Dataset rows
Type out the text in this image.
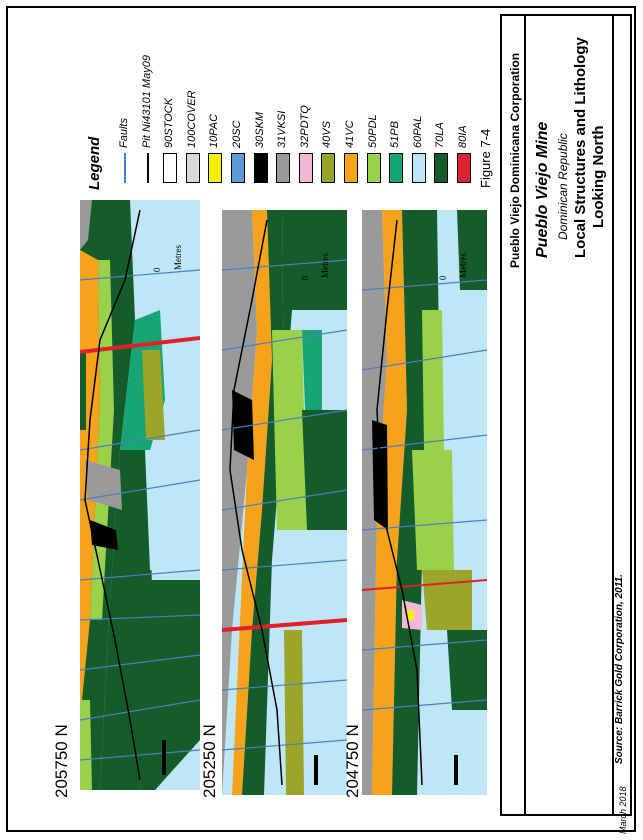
205750 N	205250 N	204750 N
0 Metres
0 Metres	0 Metres
Legend
Faults Pit Ni43101 May09 90STOCK 100COVER 10PAC 20SC 30SKM 31VKSI 32PDTQ 40VS 41VC 50PDL 51PB 60PAL 70LA 80IA Figure 7-4 Pueblo Viejo Dominicana Corporation Pueblo Viejo Mine Dominican Republic Local Structures and Lithology Looking North
Source: Barrick Gold Corporation, 2011.
March 2018
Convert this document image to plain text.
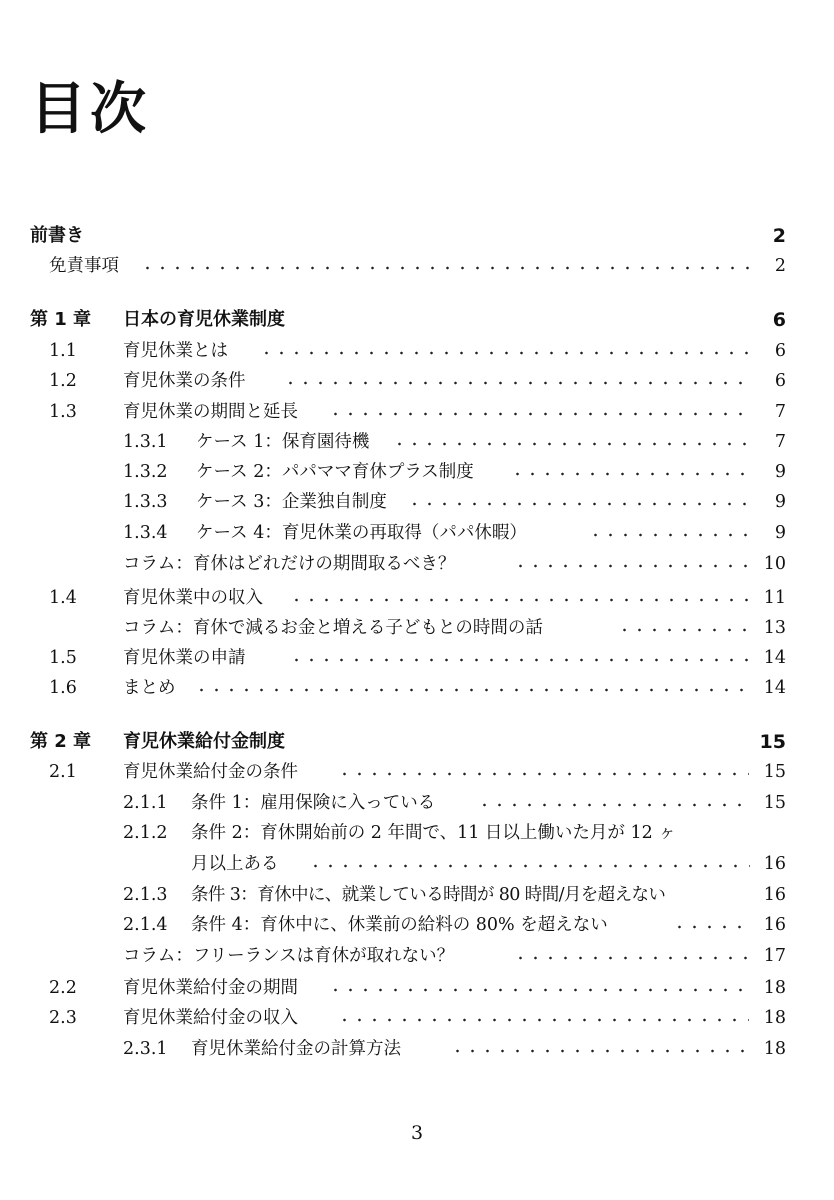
目次
前書き	2
免責事項	2
第 1 章 日本の育児休業制度	6
1.1	育児休業とは	6
1.2	育児休業の条件	6
1.3	育児休業の期間と延長	7
1.3.1 ケース 1：保育園待機	7
1.3.2 ケース 2：パパママ育休プラス制度	9
1.3.3 ケース 3：企業独自制度	9
1.3.4 ケース 4：育児休業の再取得（パパ休暇）	9
コラム：育休はどれだけの期間取るべき？	10
1.4	育児休業中の収入	11
コラム：育休で減るお金と増える子どもとの時間の話	13
1.5	育児休業の申請	14
1.6	まとめ	14
第 2 章 育児休業給付金制度	15
2.1	育児休業給付金の条件	15
2.1.1 条件 1：雇用保険に入っている	15
2.1.2 条件 2：育休開始前の 2 年間で、11 日以上働いた月が 12 ヶ
月以上ある	16
2.1.3 条件 3：育休中に、就業している時間が 80 時間/月を超えない	16
2.1.4 条件 4：育休中に、休業前の給料の 80% を超えない	16
コラム：フリーランスは育休が取れない？	17
2.2	育児休業給付金の期間	18
2.3	育児休業給付金の収入	18
2.3.1 育児休業給付金の計算方法	18
3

• Exercise requirements
Reproduce each entry precisely. Leave the pictures out.

• Exercise result
Type out the text in this image.
205750 N	205250 N	204750 N
0 Metres
0 Metres	0 Metres
Legend
Faults Pit Ni43101 May09 90STOCK 100COVER 10PAC 20SC 30SKM 31VKSI 32PDTQ 40VS 41VC 50PDL 51PB 60PAL 70LA 80IA Figure 7-4 Pueblo Viejo Dominicana Corporation Pueblo Viejo Mine Dominican Republic Local Structures and Lithology Looking North
Source: Barrick Gold Corporation, 2011.
March 2018
Convert this document image to plain text.
目次
前書き	2
免責事項	2
第 1 章 日本の育児休業制度	6
1.1	育児休業とは	6
1.2	育児休業の条件	6
1.3	育児休業の期間と延長	7
1.3.1 ケース 1：保育園待機	7
1.3.2 ケース 2：パパママ育休プラス制度	9
1.3.3 ケース 3：企業独自制度	9
1.3.4 ケース 4：育児休業の再取得（パパ休暇）	9
コラム：育休はどれだけの期間取るべき？	10
1.4	育児休業中の収入	11
コラム：育休で減るお金と増える子どもとの時間の話	13
1.5	育児休業の申請	14
1.6	まとめ	14
第 2 章 育児休業給付金制度	15
2.1	育児休業給付金の条件	15
2.1.1 条件 1：雇用保険に入っている	15
2.1.2 条件 2：育休開始前の 2 年間で、11 日以上働いた月が 12 ヶ
月以上ある	16
2.1.3 条件 3：育休中に、就業している時間が 80 時間/月を超えない	16
2.1.4 条件 4：育休中に、休業前の給料の 80% を超えない	16
コラム：フリーランスは育休が取れない？	17
2.2	育児休業給付金の期間	18
2.3	育児休業給付金の収入	18
2.3.1 育児休業給付金の計算方法	18
3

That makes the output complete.